◆ Exercise data
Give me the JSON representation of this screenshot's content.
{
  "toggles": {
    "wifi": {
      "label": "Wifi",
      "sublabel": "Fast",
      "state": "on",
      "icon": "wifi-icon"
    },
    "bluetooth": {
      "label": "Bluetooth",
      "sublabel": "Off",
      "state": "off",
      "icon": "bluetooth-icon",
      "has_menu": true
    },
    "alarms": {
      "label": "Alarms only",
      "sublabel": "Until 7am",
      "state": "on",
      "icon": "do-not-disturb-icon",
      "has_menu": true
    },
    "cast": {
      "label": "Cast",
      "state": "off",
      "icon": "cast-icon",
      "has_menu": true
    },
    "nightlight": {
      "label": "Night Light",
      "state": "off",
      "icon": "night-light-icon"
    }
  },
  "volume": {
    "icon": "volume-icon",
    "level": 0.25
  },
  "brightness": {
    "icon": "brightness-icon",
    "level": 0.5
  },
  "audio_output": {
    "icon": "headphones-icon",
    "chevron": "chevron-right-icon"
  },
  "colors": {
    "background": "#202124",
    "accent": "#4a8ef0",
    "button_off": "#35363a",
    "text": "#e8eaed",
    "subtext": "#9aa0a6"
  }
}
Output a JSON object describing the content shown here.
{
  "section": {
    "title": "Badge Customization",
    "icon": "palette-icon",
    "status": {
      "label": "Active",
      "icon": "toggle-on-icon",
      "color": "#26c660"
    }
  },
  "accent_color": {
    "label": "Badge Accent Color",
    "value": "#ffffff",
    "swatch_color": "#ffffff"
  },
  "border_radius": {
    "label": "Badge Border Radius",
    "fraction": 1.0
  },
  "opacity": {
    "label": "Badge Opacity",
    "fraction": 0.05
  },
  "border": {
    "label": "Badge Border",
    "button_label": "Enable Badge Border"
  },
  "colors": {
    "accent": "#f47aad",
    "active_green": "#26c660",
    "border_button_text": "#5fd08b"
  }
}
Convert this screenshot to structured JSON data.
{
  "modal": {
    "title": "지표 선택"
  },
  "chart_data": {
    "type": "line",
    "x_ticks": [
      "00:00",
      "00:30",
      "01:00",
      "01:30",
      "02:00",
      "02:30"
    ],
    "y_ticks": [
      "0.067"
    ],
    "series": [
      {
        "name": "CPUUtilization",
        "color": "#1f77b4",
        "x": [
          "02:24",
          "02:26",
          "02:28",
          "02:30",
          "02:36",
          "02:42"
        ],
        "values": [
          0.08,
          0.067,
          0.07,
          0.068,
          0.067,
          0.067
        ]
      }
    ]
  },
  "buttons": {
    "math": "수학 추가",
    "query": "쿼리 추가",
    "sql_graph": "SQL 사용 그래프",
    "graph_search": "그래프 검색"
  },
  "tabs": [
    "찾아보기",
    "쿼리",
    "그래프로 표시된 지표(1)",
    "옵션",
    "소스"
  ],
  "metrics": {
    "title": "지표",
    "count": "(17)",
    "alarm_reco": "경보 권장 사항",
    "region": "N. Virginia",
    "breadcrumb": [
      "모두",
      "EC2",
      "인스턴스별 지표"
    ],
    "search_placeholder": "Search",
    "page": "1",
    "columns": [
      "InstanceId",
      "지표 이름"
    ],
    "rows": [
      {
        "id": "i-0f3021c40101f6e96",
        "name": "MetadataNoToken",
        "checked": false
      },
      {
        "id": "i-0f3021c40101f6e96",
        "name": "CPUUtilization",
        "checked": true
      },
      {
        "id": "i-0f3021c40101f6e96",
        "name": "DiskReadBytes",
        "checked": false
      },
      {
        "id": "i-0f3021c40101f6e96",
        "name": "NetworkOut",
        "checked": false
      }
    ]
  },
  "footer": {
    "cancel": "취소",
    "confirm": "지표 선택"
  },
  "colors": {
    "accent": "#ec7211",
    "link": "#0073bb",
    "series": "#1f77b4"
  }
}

◆ Given exercise
Return each entry from above without altering a single character.

◆ Task result
Give me the JSON representation of this screenshot's content.
{
  "toggles": {
    "wifi": {
      "label": "Wifi",
      "sublabel": "Fast",
      "state": "on",
      "icon": "wifi-icon"
    },
    "bluetooth": {
      "label": "Bluetooth",
      "sublabel": "Off",
      "state": "off",
      "icon": "bluetooth-icon",
      "has_menu": true
    },
    "alarms": {
      "label": "Alarms only",
      "sublabel": "Until 7am",
      "state": "on",
      "icon": "do-not-disturb-icon",
      "has_menu": true
    },
    "cast": {
      "label": "Cast",
      "state": "off",
      "icon": "cast-icon",
      "has_menu": true
    },
    "nightlight": {
      "label": "Night Light",
      "state": "off",
      "icon": "night-light-icon"
    }
  },
  "volume": {
    "icon": "volume-icon",
    "level": 0.25
  },
  "brightness": {
    "icon": "brightness-icon",
    "level": 0.5
  },
  "audio_output": {
    "icon": "headphones-icon",
    "chevron": "chevron-right-icon"
  },
  "colors": {
    "background": "#202124",
    "accent": "#4a8ef0",
    "button_off": "#35363a",
    "text": "#e8eaed",
    "subtext": "#9aa0a6"
  }
}
Output a JSON object describing the content shown here.
{
  "section": {
    "title": "Badge Customization",
    "icon": "palette-icon",
    "status": {
      "label": "Active",
      "icon": "toggle-on-icon",
      "color": "#26c660"
    }
  },
  "accent_color": {
    "label": "Badge Accent Color",
    "value": "#ffffff",
    "swatch_color": "#ffffff"
  },
  "border_radius": {
    "label": "Badge Border Radius",
    "fraction": 1.0
  },
  "opacity": {
    "label": "Badge Opacity",
    "fraction": 0.05
  },
  "border": {
    "label": "Badge Border",
    "button_label": "Enable Badge Border"
  },
  "colors": {
    "accent": "#f47aad",
    "active_green": "#26c660",
    "border_button_text": "#5fd08b"
  }
}
Convert this screenshot to structured JSON data.
{
  "modal": {
    "title": "지표 선택"
  },
  "chart_data": {
    "type": "line",
    "x_ticks": [
      "00:00",
      "00:30",
      "01:00",
      "01:30",
      "02:00",
      "02:30"
    ],
    "y_ticks": [
      "0.067"
    ],
    "series": [
      {
        "name": "CPUUtilization",
        "color": "#1f77b4",
        "x": [
          "02:24",
          "02:26",
          "02:28",
          "02:30",
          "02:36",
          "02:42"
        ],
        "values": [
          0.08,
          0.067,
          0.07,
          0.068,
          0.067,
          0.067
        ]
      }
    ]
  },
  "buttons": {
    "math": "수학 추가",
    "query": "쿼리 추가",
    "sql_graph": "SQL 사용 그래프",
    "graph_search": "그래프 검색"
  },
  "tabs": [
    "찾아보기",
    "쿼리",
    "그래프로 표시된 지표(1)",
    "옵션",
    "소스"
  ],
  "metrics": {
    "title": "지표",
    "count": "(17)",
    "alarm_reco": "경보 권장 사항",
    "region": "N. Virginia",
    "breadcrumb": [
      "모두",
      "EC2",
      "인스턴스별 지표"
    ],
    "search_placeholder": "Search",
    "page": "1",
    "columns": [
      "InstanceId",
      "지표 이름"
    ],
    "rows": [
      {
        "id": "i-0f3021c40101f6e96",
        "name": "MetadataNoToken",
        "checked": false
      },
      {
        "id": "i-0f3021c40101f6e96",
        "name": "CPUUtilization",
        "checked": true
      },
      {
        "id": "i-0f3021c40101f6e96",
        "name": "DiskReadBytes",
        "checked": false
      },
      {
        "id": "i-0f3021c40101f6e96",
        "name": "NetworkOut",
        "checked": false
      }
    ]
  },
  "footer": {
    "cancel": "취소",
    "confirm": "지표 선택"
  },
  "colors": {
    "accent": "#ec7211",
    "link": "#0073bb",
    "series": "#1f77b4"
  }
}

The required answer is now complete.